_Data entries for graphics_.
>>>
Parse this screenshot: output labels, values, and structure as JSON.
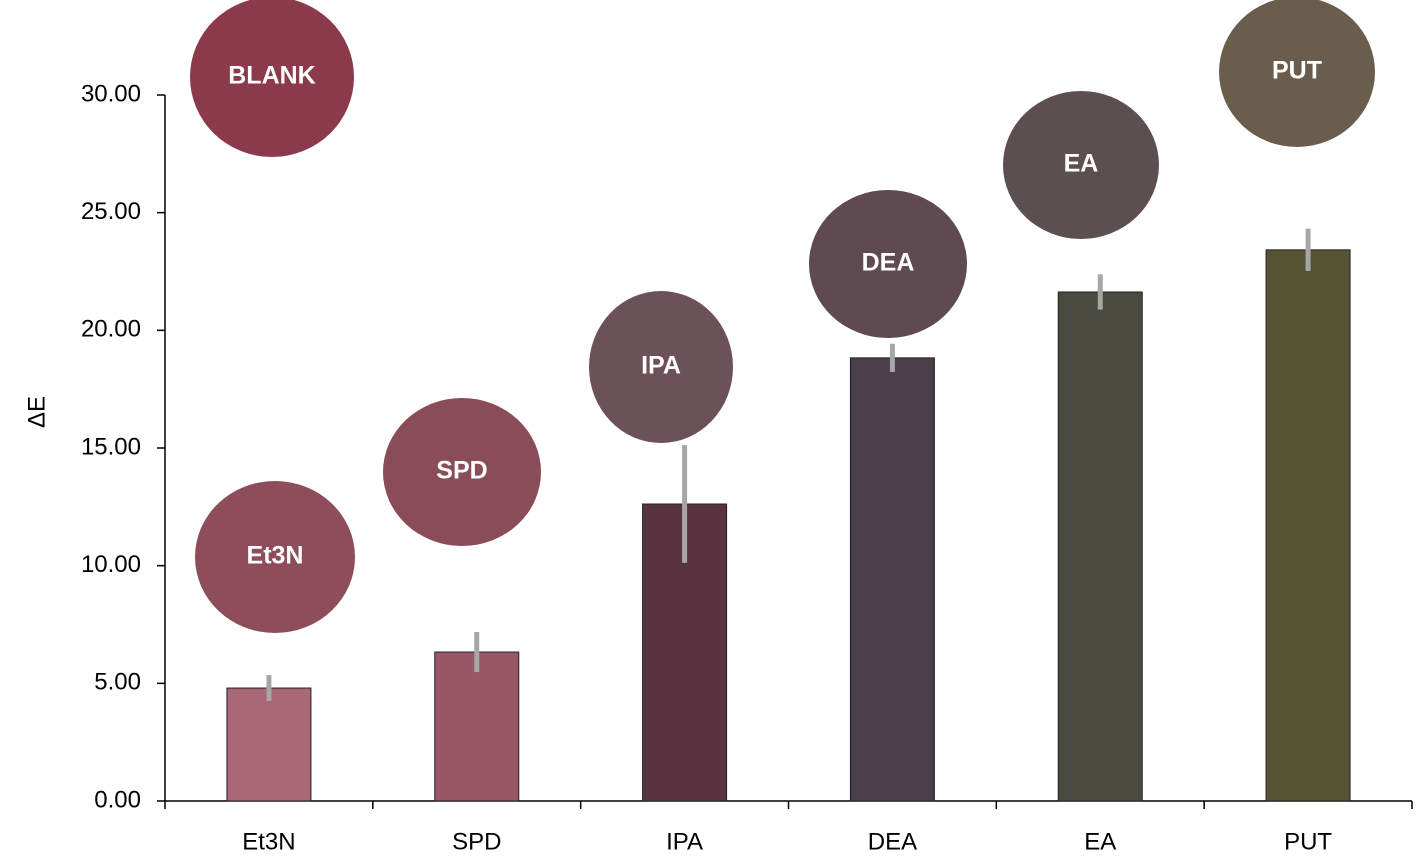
{
  "chart_data": {
    "type": "bar",
    "y_label": "ΔE",
    "categories": [
      "Et3N",
      "SPD",
      "IPA",
      "DEA",
      "EA",
      "PUT"
    ],
    "values": [
      4.8,
      6.33,
      12.62,
      18.83,
      21.63,
      23.42
    ],
    "errors": [
      0.55,
      0.85,
      2.5,
      0.6,
      0.75,
      0.9
    ],
    "colors": [
      "#a86878",
      "#975766",
      "#5a3340",
      "#4a3e4a",
      "#4a4a3f",
      "#565335"
    ],
    "error_color": "#a6a6a6",
    "annotations": [
      "BLANK",
      "Et3N",
      "SPD",
      "IPA",
      "DEA",
      "EA",
      "PUT"
    ],
    "ylim": [
      0,
      30
    ],
    "yticks": [
      {
        "value": 0,
        "label": "0.00"
      },
      {
        "value": 5,
        "label": "5.00"
      },
      {
        "value": 10,
        "label": "10.00"
      },
      {
        "value": 15,
        "label": "15.00"
      },
      {
        "value": 20,
        "label": "20.00"
      },
      {
        "value": 25,
        "label": "25.00"
      },
      {
        "value": 30,
        "label": "30.00"
      }
    ],
    "grid": false
  }
}
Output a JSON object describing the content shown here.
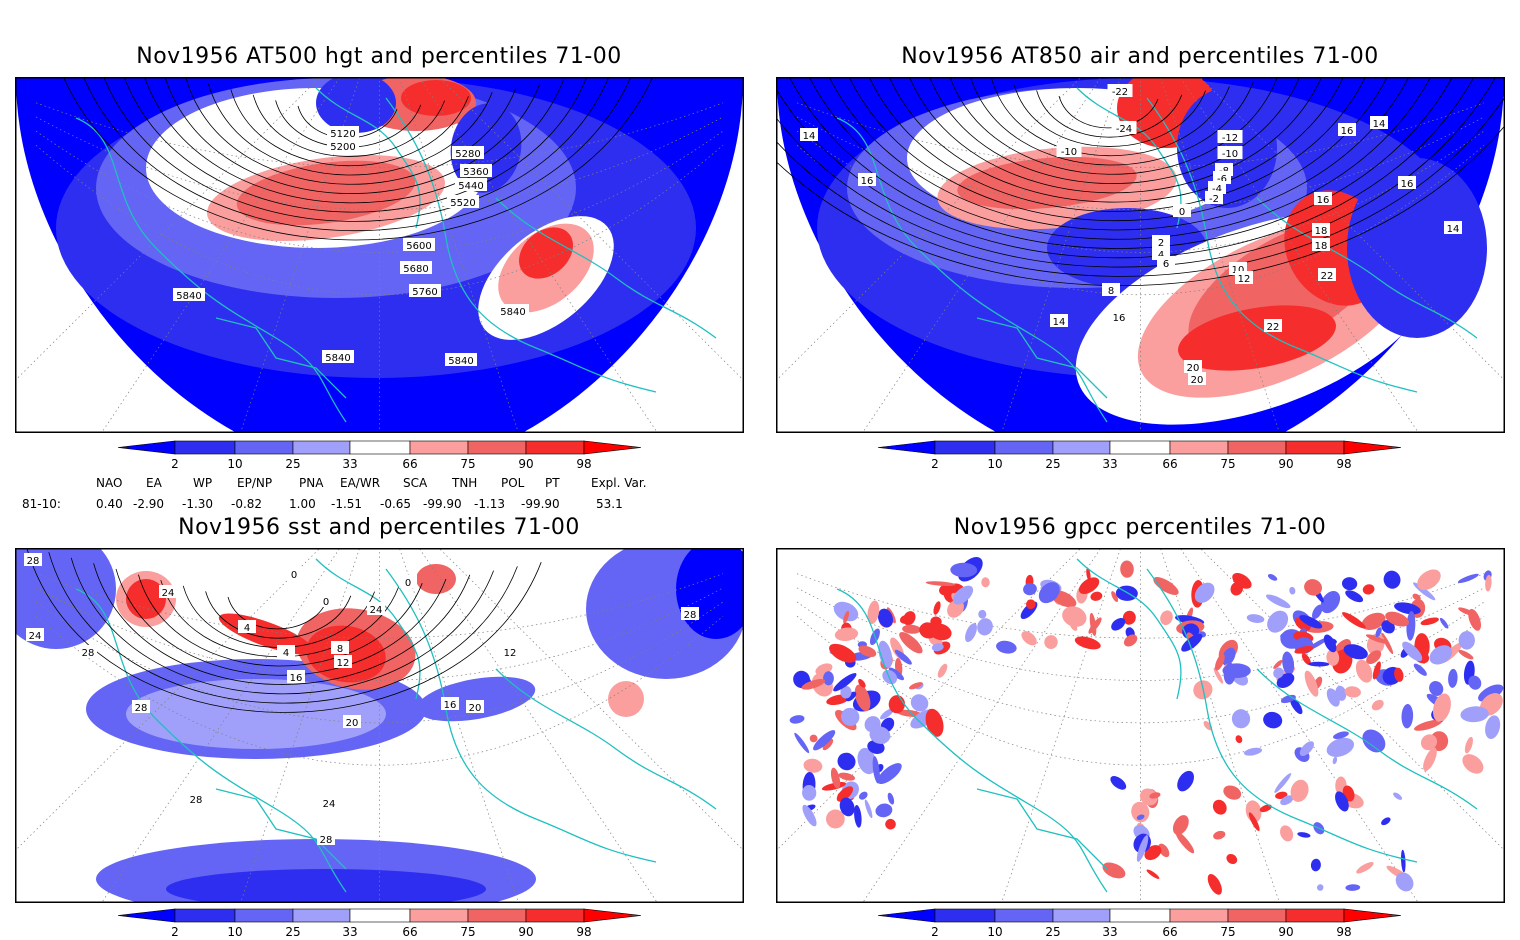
{
  "panels": [
    {
      "id": "hgt500",
      "title": "Nov1956 AT500 hgt and percentiles 71-00",
      "contour_labels": [
        "5120",
        "5200",
        "5280",
        "5360",
        "5440",
        "5520",
        "5600",
        "5680",
        "5760",
        "5840",
        "5840",
        "5840",
        "5840"
      ]
    },
    {
      "id": "air850",
      "title": "Nov1956 AT850 air and percentiles 71-00",
      "contour_labels": [
        "-22",
        "-24",
        "-12",
        "-10",
        "-10",
        "-8",
        "-6",
        "-4",
        "-2",
        "0",
        "2",
        "4",
        "6",
        "8",
        "10",
        "12",
        "14",
        "14",
        "14",
        "14",
        "16",
        "16",
        "16",
        "16",
        "16",
        "18",
        "18",
        "20",
        "20",
        "22",
        "22"
      ]
    },
    {
      "id": "sst",
      "title": "Nov1956 sst and percentiles 71-00",
      "contour_labels": [
        "28",
        "24",
        "24",
        "28",
        "28",
        "0",
        "0",
        "0",
        "4",
        "4",
        "8",
        "12",
        "16",
        "20",
        "24",
        "28",
        "28",
        "12",
        "16",
        "20",
        "24",
        "28"
      ]
    },
    {
      "id": "gpcc",
      "title": "Nov1956 gpcc percentiles 71-00",
      "contour_labels": []
    }
  ],
  "colorbar": {
    "ticks": [
      "2",
      "10",
      "25",
      "33",
      "66",
      "75",
      "90",
      "98"
    ],
    "colors": {
      "blue_extreme": "#0000ff",
      "blue_dark": "#2e2ef0",
      "blue_mid": "#6464f5",
      "blue_light": "#a0a0fa",
      "white": "#ffffff",
      "red_light": "#fa9e9e",
      "red_mid": "#f06464",
      "red_dark": "#f52d2d",
      "red_extreme": "#ff0000"
    }
  },
  "indices": {
    "headers": [
      "NAO",
      "EA",
      "WP",
      "EP/NP",
      "PNA",
      "EA/WR",
      "SCA",
      "TNH",
      "POL",
      "PT",
      "Expl. Var."
    ],
    "row_label": "81-10:",
    "values": [
      "0.40",
      "-2.90",
      "-1.30",
      "-0.82",
      "1.00",
      "-1.51",
      "-0.65",
      "-99.90",
      "-1.13",
      "-99.90",
      "53.1"
    ]
  },
  "map_colors": {
    "coast": "#20c0c0",
    "contour": "#000000",
    "grid": "#808080"
  }
}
<<<
Gather up the lines containing the word "title" from these records and copy them.

      "title": "Nov1956 AT500 hgt and percentiles 71-00",
      "title": "Nov1956 AT850 air and percentiles 71-00",
      "title": "Nov1956 sst and percentiles 71-00",
      "title": "Nov1956 gpcc percentiles 71-00",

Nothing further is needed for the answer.